#### Aim:
Copy each line exactly. Drop every picture.

====== Supplied data

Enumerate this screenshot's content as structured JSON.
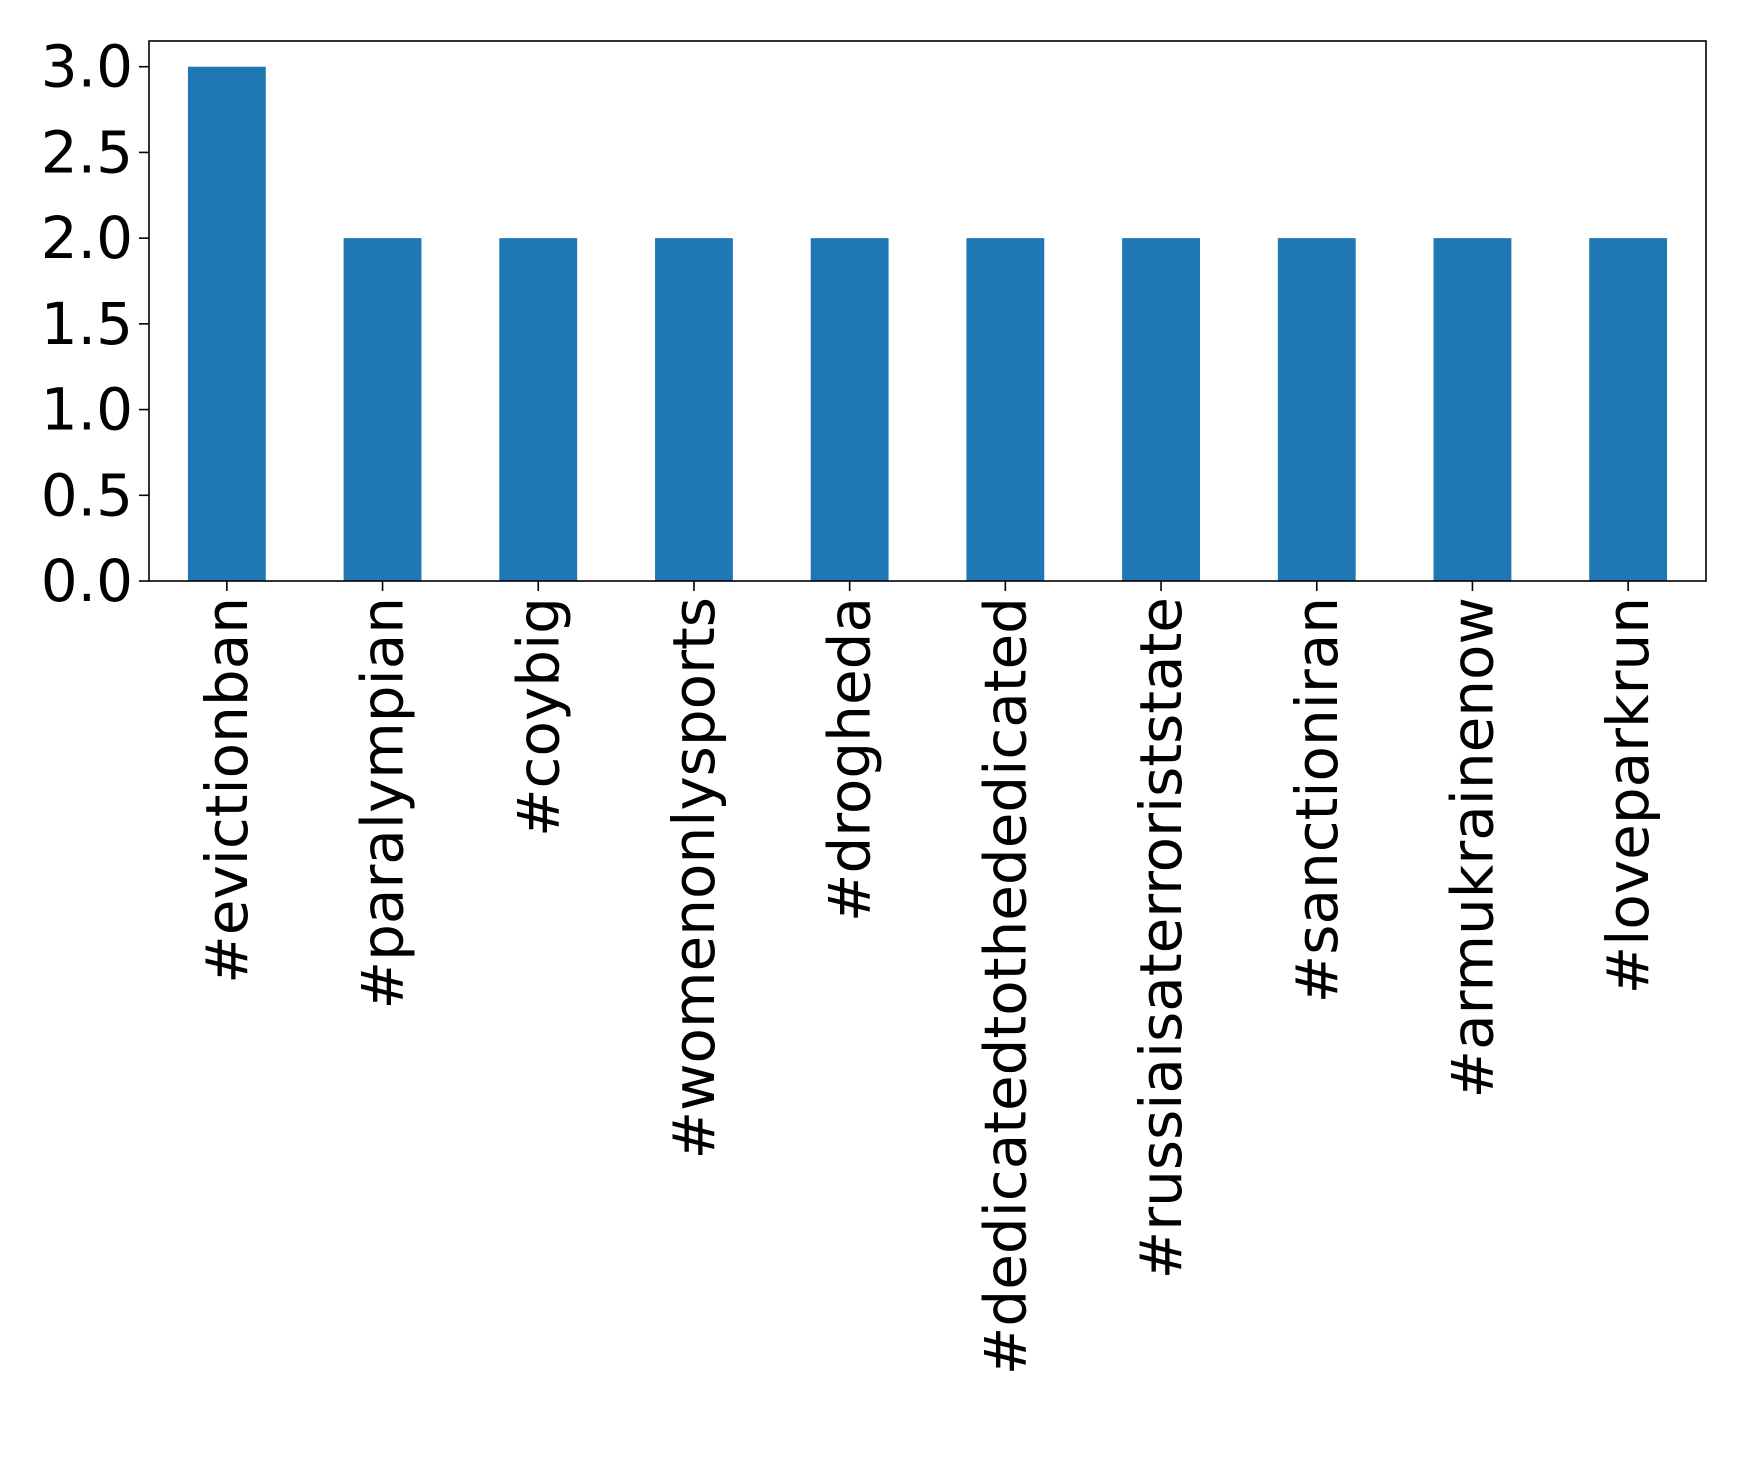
{
  "chart_data": {
    "type": "bar",
    "title": "",
    "xlabel": "",
    "ylabel": "",
    "categories": [
      "#evictionban",
      "#paralympian",
      "#coybig",
      "#womenonlysports",
      "#drogheda",
      "#dedicatedtothededicated",
      "#russiaisaterroriststate",
      "#sanctioniran",
      "#armukrainenow",
      "#loveparkrun"
    ],
    "values": [
      3,
      2,
      2,
      2,
      2,
      2,
      2,
      2,
      2,
      2
    ],
    "ylim": [
      0,
      3.15
    ],
    "yticks": [
      "0.0",
      "0.5",
      "1.0",
      "1.5",
      "2.0",
      "2.5",
      "3.0"
    ],
    "bar_color": "#1f77b4",
    "grid": false,
    "legend": "none"
  }
}
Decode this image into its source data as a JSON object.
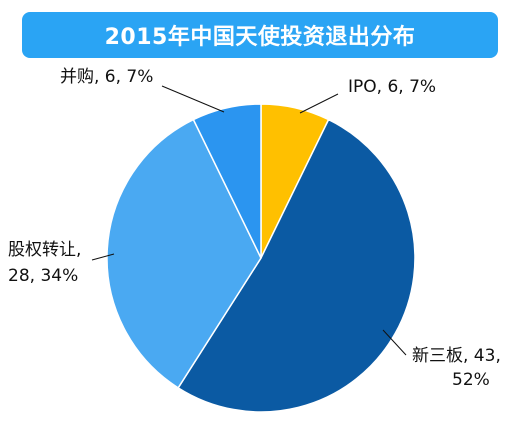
{
  "colors": {
    "title_bg": "#2aa4f4",
    "title_text": "#ffffff",
    "leader_line": "#111111"
  },
  "chart_data": {
    "type": "pie",
    "title": "2015年中国天使投资退出分布",
    "slices": [
      {
        "name": "IPO",
        "value": 6,
        "percent": "7%",
        "color": "#ffc000",
        "label_lines": [
          "IPO, 6, 7%"
        ]
      },
      {
        "name": "新三板",
        "value": 43,
        "percent": "52%",
        "color": "#0b5aa3",
        "label_lines": [
          "新三板, 43,",
          "52%"
        ]
      },
      {
        "name": "股权转让",
        "value": 28,
        "percent": "34%",
        "color": "#4aa9f2",
        "label_lines": [
          "股权转让,",
          "28, 34%"
        ]
      },
      {
        "name": "并购",
        "value": 6,
        "percent": "7%",
        "color": "#2b95f0",
        "label_lines": [
          "并购, 6, 7%"
        ]
      }
    ]
  }
}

============

#### Answer below:
Enumerate this screenshot's content as structured JSON.
{
  "chart_data": {
    "type": "bar",
    "title": "",
    "xlabel": "",
    "ylabel": "",
    "categories": [
      "#evictionban",
      "#paralympian",
      "#coybig",
      "#womenonlysports",
      "#drogheda",
      "#dedicatedtothededicated",
      "#russiaisaterroriststate",
      "#sanctioniran",
      "#armukrainenow",
      "#loveparkrun"
    ],
    "values": [
      3,
      2,
      2,
      2,
      2,
      2,
      2,
      2,
      2,
      2
    ],
    "ylim": [
      0,
      3.15
    ],
    "yticks": [
      "0.0",
      "0.5",
      "1.0",
      "1.5",
      "2.0",
      "2.5",
      "3.0"
    ],
    "bar_color": "#1f77b4",
    "grid": false,
    "legend": "none"
  }
}
Decode this image into its source data as a JSON object.
{
  "colors": {
    "title_bg": "#2aa4f4",
    "title_text": "#ffffff",
    "leader_line": "#111111"
  },
  "chart_data": {
    "type": "pie",
    "title": "2015年中国天使投资退出分布",
    "slices": [
      {
        "name": "IPO",
        "value": 6,
        "percent": "7%",
        "color": "#ffc000",
        "label_lines": [
          "IPO, 6, 7%"
        ]
      },
      {
        "name": "新三板",
        "value": 43,
        "percent": "52%",
        "color": "#0b5aa3",
        "label_lines": [
          "新三板, 43,",
          "52%"
        ]
      },
      {
        "name": "股权转让",
        "value": 28,
        "percent": "34%",
        "color": "#4aa9f2",
        "label_lines": [
          "股权转让,",
          "28, 34%"
        ]
      },
      {
        "name": "并购",
        "value": 6,
        "percent": "7%",
        "color": "#2b95f0",
        "label_lines": [
          "并购, 6, 7%"
        ]
      }
    ]
  }
}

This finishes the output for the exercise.